**OBJECTIVE**: Output each entry below as it stands, leaving out every picture.

**DATA LINES**:
━━━
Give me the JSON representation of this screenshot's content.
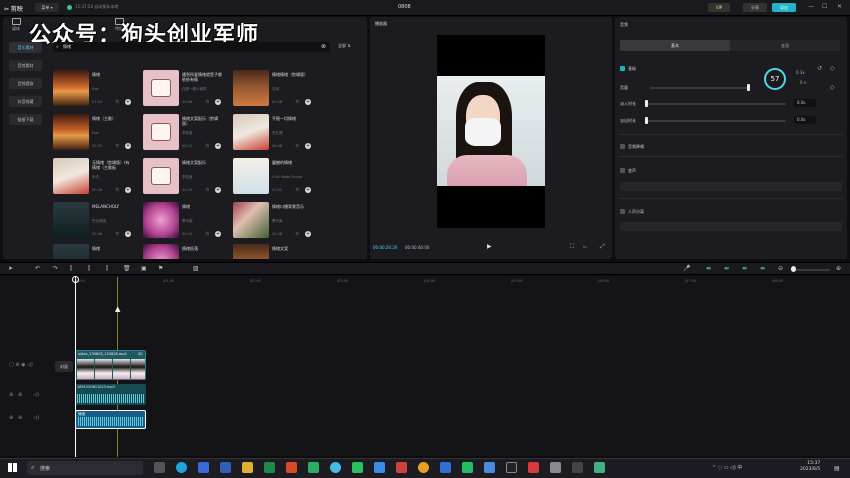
{
  "titlebar": {
    "logo": "✂ 剪映",
    "menu": "菜单 ▾",
    "status": "15:37:54 自动保存本地",
    "project": "0808",
    "vip": "VIP",
    "share": "分享",
    "export": "导出",
    "min": "—",
    "max": "☐",
    "close": "✕"
  },
  "watermark": "公众号：狗头创业军师",
  "toptabs": [
    {
      "label": "媒体"
    },
    {
      "label": "特效"
    }
  ],
  "sidebar": [
    {
      "label": "音乐素材",
      "active": true
    },
    {
      "label": "音效素材"
    },
    {
      "label": "音频提取"
    },
    {
      "label": "抖音收藏"
    },
    {
      "label": "链接下载"
    }
  ],
  "search": {
    "value": "情绪",
    "filter": "全部 ⇅"
  },
  "cards": [
    {
      "title": "情绪",
      "artist": "Eve",
      "dur": "01:10",
      "thumb": "sunset"
    },
    {
      "title": "遇到所爱情绪就是子都依依有情",
      "artist": "在那一箭小钢琴",
      "dur": "00:46",
      "thumb": "cake"
    },
    {
      "title": "情绪情绪（剪辑版）",
      "artist": "左耳",
      "dur": "00:28",
      "thumb": "brownsun"
    },
    {
      "title": "情绪（主歌）",
      "artist": "Eve",
      "dur": "00:33",
      "thumb": "sunset"
    },
    {
      "title": "情绪文案配乐（剪辑版）",
      "artist": "李若音",
      "dur": "00:22",
      "thumb": "cake"
    },
    {
      "title": "平稳一切情绪",
      "artist": "巴扎嘿",
      "dur": "00:48",
      "thumb": "cat"
    },
    {
      "title": "无情绪（剪辑版）(有情绪（主歌板",
      "artist": "乔杰",
      "dur": "00:26",
      "thumb": "cat"
    },
    {
      "title": "情绪文案配乐",
      "artist": "李若音",
      "dur": "00:29",
      "thumb": "cake"
    },
    {
      "title": "震撼的情绪",
      "artist": "Chill Mode Sound",
      "dur": "01:02",
      "thumb": "paris"
    },
    {
      "title": "MELANCHOLY",
      "artist": "巴比情绪",
      "dur": "00:46",
      "thumb": "dark"
    },
    {
      "title": "情绪",
      "artist": "萧可南",
      "dur": "00:15",
      "thumb": "pinkflower"
    },
    {
      "title": "情绪口播背景音乐",
      "artist": "萧可南",
      "dur": "02:38",
      "thumb": "flowers"
    },
    {
      "title": "情绪",
      "artist": "",
      "dur": "",
      "thumb": "dark"
    },
    {
      "title": "情绪低落",
      "artist": "",
      "dur": "",
      "thumb": "pinkflower"
    },
    {
      "title": "情绪文案",
      "artist": "",
      "dur": "",
      "thumb": "brownsun"
    }
  ],
  "preview": {
    "title": "播放器",
    "current": "00:00:26:26",
    "total": "00:00:46:00"
  },
  "inspector": {
    "title": "音频",
    "tab_basic": "基本",
    "tab_speed": "变速",
    "section_basic": "基础",
    "volume_label": "音量",
    "fadein_label": "淡入时长",
    "fadein_val": "0.0s",
    "fadeout_label": "淡出时长",
    "fadeout_val": "0.0s",
    "denoise": "音频降噪",
    "voice_change": "变声",
    "noise": "人声分离",
    "dial": "57",
    "dial_small": "0.3x",
    "dial_small2": "0 s"
  },
  "ruler": [
    "00:00",
    "|00:00",
    "|01:00",
    "|02:00",
    "|03:00",
    "|04:00",
    "|05:00",
    "|06:00",
    "|07:00",
    "|08:00"
  ],
  "tracks": {
    "video_label": "video_230805_153828.mp4",
    "video_dur": "00",
    "audio1_label": "1691220811023.mp3",
    "audio2_label": "情绪",
    "cover": "封面"
  },
  "taskbar": {
    "search": "搜索",
    "time": "15:37",
    "date": "2023/8/5"
  }
}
━━━
**FULL OUTPUT**:
Give me the JSON representation of this screenshot's content.
{
  "titlebar": {
    "logo": "✂ 剪映",
    "menu": "菜单 ▾",
    "status": "15:37:54 自动保存本地",
    "project": "0808",
    "vip": "VIP",
    "share": "分享",
    "export": "导出",
    "min": "—",
    "max": "☐",
    "close": "✕"
  },
  "watermark": "公众号：狗头创业军师",
  "toptabs": [
    {
      "label": "媒体"
    },
    {
      "label": "特效"
    }
  ],
  "sidebar": [
    {
      "label": "音乐素材",
      "active": true
    },
    {
      "label": "音效素材"
    },
    {
      "label": "音频提取"
    },
    {
      "label": "抖音收藏"
    },
    {
      "label": "链接下载"
    }
  ],
  "search": {
    "value": "情绪",
    "filter": "全部 ⇅"
  },
  "cards": [
    {
      "title": "情绪",
      "artist": "Eve",
      "dur": "01:10",
      "thumb": "sunset"
    },
    {
      "title": "遇到所爱情绪就是子都依依有情",
      "artist": "在那一箭小钢琴",
      "dur": "00:46",
      "thumb": "cake"
    },
    {
      "title": "情绪情绪（剪辑版）",
      "artist": "左耳",
      "dur": "00:28",
      "thumb": "brownsun"
    },
    {
      "title": "情绪（主歌）",
      "artist": "Eve",
      "dur": "00:33",
      "thumb": "sunset"
    },
    {
      "title": "情绪文案配乐（剪辑版）",
      "artist": "李若音",
      "dur": "00:22",
      "thumb": "cake"
    },
    {
      "title": "平稳一切情绪",
      "artist": "巴扎嘿",
      "dur": "00:48",
      "thumb": "cat"
    },
    {
      "title": "无情绪（剪辑版）(有情绪（主歌板",
      "artist": "乔杰",
      "dur": "00:26",
      "thumb": "cat"
    },
    {
      "title": "情绪文案配乐",
      "artist": "李若音",
      "dur": "00:29",
      "thumb": "cake"
    },
    {
      "title": "震撼的情绪",
      "artist": "Chill Mode Sound",
      "dur": "01:02",
      "thumb": "paris"
    },
    {
      "title": "MELANCHOLY",
      "artist": "巴比情绪",
      "dur": "00:46",
      "thumb": "dark"
    },
    {
      "title": "情绪",
      "artist": "萧可南",
      "dur": "00:15",
      "thumb": "pinkflower"
    },
    {
      "title": "情绪口播背景音乐",
      "artist": "萧可南",
      "dur": "02:38",
      "thumb": "flowers"
    },
    {
      "title": "情绪",
      "artist": "",
      "dur": "",
      "thumb": "dark"
    },
    {
      "title": "情绪低落",
      "artist": "",
      "dur": "",
      "thumb": "pinkflower"
    },
    {
      "title": "情绪文案",
      "artist": "",
      "dur": "",
      "thumb": "brownsun"
    }
  ],
  "preview": {
    "title": "播放器",
    "current": "00:00:26:26",
    "total": "00:00:46:00"
  },
  "inspector": {
    "title": "音频",
    "tab_basic": "基本",
    "tab_speed": "变速",
    "section_basic": "基础",
    "volume_label": "音量",
    "fadein_label": "淡入时长",
    "fadein_val": "0.0s",
    "fadeout_label": "淡出时长",
    "fadeout_val": "0.0s",
    "denoise": "音频降噪",
    "voice_change": "变声",
    "noise": "人声分离",
    "dial": "57",
    "dial_small": "0.3x",
    "dial_small2": "0 s"
  },
  "ruler": [
    "00:00",
    "|00:00",
    "|01:00",
    "|02:00",
    "|03:00",
    "|04:00",
    "|05:00",
    "|06:00",
    "|07:00",
    "|08:00"
  ],
  "tracks": {
    "video_label": "video_230805_153828.mp4",
    "video_dur": "00",
    "audio1_label": "1691220811023.mp3",
    "audio2_label": "情绪",
    "cover": "封面"
  },
  "taskbar": {
    "search": "搜索",
    "time": "15:37",
    "date": "2023/8/5"
  }
}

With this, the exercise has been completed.